> **Excerpted text**:
»»

In those paragraphs, internationalism is presented as a secondary afterthought, or a byproduct of the struggle for socialism in one country. For the Communist Party leaders, it is nothing more than a nice idea to be promoted, rather than the axis around which all revolutionary policy is based.

For example, the CP document says:

International solidarity often plays an important role in helping workers and peoples fight and win battles for justice, peace, and freedom in their own countries.

Compare this to Lenins writing in April 1918, as the Russian Revolution was consolidating power: We shall achieve victory only together with all the workers of other countries, of the whole world...

For Lenin, internationalism was central. But for todays Communist Party leaders, internationalism is peripheral.

The document continues:

Socialisms values, principles, and aspirations can only be universal rather than purely local or national. In practice, however, this does not negate the primary, essential need to overthrow capitalism at the level where the capitalist class holds state power.

In other words, internationalism is a nice aspiration, but is of little practical consequence in the struggle for socialism.

Marx disagreed. He built the First International in the 1860s, which was an active revolutionary organisation with sections across Europe, which intervened in the English trade unions and the Paris Commune. The statutes of the International were guidelines for practical revolutionary work. In them Marx wrote: The emancipation of the workers is not a local, nor a national, but an international problem.

Todays leaders of the Communist Party directly contradict this when they write that overthrowing capitalism is primarily a national problem.

Given the international character of capitalism in the epoch of imperialism, capitalism as a whole cannot be overthrown purely on a national level. That is why Lenin established the Communist International in 1919, which was dissolved by Stalin in 1943 as a gesture to the Allies. The Communist International held up the banner of world revolution, which was abandoned by Stalin and his reactionary theory of socialism in one country.

History shows us that without the international extension of the socialist revolution, the revolution will be isolated and in danger of degeneration. That is why the Bolsheviks, who never held the idea that socialism could be established in backward Russia, regarded the Russian revolution as part of the world revolution.

Without a conscious and predominant policy of internationalism, any successes on a national scale can only ever be temporary.

««

> **Listing**:

»»

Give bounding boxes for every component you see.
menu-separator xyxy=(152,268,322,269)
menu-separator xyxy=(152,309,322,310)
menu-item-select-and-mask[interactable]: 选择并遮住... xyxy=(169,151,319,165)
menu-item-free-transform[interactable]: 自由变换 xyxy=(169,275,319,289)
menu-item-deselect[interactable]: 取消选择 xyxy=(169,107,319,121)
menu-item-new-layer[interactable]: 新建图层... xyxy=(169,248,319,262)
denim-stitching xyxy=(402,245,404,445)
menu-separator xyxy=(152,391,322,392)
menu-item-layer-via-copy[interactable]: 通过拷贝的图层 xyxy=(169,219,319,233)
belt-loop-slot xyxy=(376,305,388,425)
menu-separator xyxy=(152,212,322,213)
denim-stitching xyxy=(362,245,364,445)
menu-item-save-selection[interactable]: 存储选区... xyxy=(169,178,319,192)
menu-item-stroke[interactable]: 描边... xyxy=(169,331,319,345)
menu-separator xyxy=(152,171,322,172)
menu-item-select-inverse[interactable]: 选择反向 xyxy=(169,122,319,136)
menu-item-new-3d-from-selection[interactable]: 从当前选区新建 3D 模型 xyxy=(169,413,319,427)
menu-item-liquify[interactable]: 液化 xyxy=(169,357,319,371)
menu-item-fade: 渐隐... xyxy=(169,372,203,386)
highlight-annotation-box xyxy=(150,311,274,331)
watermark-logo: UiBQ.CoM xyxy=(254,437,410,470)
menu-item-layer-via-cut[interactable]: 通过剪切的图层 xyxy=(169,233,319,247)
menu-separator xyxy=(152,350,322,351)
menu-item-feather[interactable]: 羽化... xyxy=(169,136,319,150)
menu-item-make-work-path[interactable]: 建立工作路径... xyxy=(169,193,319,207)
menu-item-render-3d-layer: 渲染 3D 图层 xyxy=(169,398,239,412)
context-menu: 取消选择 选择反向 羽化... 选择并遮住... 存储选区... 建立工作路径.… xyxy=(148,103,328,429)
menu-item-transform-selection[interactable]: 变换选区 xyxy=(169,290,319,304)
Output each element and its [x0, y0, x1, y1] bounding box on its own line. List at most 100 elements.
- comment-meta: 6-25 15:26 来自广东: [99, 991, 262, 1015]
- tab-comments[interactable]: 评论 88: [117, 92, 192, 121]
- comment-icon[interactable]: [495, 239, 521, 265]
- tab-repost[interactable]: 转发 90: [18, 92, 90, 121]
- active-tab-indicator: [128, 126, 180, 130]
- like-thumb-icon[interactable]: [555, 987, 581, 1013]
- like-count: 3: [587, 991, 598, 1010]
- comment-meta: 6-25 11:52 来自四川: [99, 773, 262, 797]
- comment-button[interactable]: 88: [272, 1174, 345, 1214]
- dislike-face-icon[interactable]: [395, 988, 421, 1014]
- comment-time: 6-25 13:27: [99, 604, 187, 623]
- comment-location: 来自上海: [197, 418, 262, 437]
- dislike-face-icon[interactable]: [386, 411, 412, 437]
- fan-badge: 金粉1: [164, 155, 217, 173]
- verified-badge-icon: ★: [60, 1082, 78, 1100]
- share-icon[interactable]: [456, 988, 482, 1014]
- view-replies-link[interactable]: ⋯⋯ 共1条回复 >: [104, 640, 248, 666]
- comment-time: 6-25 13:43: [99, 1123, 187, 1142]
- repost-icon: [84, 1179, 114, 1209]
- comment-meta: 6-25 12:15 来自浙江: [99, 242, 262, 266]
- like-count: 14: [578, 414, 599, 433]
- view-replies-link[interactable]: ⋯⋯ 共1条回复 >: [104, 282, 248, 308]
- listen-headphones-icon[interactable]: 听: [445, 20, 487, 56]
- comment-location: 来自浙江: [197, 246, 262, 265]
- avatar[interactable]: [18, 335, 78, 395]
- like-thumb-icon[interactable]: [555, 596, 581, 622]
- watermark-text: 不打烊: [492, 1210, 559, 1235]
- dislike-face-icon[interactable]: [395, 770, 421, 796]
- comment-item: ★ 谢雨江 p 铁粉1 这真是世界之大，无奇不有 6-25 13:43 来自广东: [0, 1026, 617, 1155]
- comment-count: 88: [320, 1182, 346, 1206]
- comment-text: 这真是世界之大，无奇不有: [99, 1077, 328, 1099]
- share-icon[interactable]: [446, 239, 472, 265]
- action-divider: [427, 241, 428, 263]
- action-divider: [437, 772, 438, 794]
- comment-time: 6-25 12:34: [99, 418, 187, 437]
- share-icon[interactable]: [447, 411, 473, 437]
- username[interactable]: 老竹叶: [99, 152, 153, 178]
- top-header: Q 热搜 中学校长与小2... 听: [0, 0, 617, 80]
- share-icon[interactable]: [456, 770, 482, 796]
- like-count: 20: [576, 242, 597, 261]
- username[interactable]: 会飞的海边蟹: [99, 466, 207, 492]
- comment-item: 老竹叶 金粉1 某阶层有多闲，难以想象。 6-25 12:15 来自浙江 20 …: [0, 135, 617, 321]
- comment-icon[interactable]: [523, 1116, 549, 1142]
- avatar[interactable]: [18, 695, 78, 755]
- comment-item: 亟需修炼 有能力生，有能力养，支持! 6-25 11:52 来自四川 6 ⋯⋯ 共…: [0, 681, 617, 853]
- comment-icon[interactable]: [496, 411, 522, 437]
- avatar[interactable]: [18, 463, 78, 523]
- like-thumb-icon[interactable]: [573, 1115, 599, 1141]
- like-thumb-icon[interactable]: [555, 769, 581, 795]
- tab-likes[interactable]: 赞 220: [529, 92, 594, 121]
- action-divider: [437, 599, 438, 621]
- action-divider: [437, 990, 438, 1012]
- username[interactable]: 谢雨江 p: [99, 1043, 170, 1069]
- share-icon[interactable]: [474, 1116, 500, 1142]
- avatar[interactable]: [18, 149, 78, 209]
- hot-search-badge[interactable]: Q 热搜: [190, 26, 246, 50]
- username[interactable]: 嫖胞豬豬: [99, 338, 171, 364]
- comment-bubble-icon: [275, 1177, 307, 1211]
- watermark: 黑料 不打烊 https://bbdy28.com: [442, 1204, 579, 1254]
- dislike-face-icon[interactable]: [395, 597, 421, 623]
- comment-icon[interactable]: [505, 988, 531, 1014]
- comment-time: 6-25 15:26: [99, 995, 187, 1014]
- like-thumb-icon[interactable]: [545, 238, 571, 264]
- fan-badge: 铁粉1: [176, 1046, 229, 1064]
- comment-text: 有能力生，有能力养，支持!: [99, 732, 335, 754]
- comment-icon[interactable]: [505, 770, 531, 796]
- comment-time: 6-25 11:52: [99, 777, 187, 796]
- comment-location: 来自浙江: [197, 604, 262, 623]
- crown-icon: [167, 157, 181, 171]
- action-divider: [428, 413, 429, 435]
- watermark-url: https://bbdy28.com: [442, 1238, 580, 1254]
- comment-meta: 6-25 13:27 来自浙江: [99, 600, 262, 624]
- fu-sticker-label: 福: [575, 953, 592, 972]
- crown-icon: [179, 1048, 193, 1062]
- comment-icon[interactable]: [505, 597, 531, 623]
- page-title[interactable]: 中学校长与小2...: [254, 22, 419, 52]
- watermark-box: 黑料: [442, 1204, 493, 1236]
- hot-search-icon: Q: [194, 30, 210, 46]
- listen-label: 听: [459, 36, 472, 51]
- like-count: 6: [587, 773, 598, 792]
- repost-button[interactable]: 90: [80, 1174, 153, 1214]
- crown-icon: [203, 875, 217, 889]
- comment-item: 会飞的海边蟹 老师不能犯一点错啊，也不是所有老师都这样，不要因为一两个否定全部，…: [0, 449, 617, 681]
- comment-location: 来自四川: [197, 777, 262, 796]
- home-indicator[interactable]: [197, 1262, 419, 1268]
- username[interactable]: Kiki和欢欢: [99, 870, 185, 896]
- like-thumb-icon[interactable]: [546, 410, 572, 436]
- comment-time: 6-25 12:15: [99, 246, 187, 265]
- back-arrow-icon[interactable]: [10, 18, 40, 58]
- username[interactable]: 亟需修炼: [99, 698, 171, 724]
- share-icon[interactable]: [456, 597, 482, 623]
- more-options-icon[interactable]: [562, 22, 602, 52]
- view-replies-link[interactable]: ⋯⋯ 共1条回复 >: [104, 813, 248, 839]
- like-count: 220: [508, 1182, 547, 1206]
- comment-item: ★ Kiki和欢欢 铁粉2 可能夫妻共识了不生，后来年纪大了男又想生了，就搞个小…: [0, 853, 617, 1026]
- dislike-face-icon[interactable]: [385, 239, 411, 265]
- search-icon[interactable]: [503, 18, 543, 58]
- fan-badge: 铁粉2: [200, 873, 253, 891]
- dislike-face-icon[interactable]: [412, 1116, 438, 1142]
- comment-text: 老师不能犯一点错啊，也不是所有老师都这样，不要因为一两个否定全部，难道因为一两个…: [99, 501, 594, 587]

««

> **Exercise instructions**:
According to the text on internationalism, who dissolved the Communist International, and in what year? The listing is separate material and has no connection to the text on internationalism.

> **Answer below**:
Stalin dissolved it in 1943.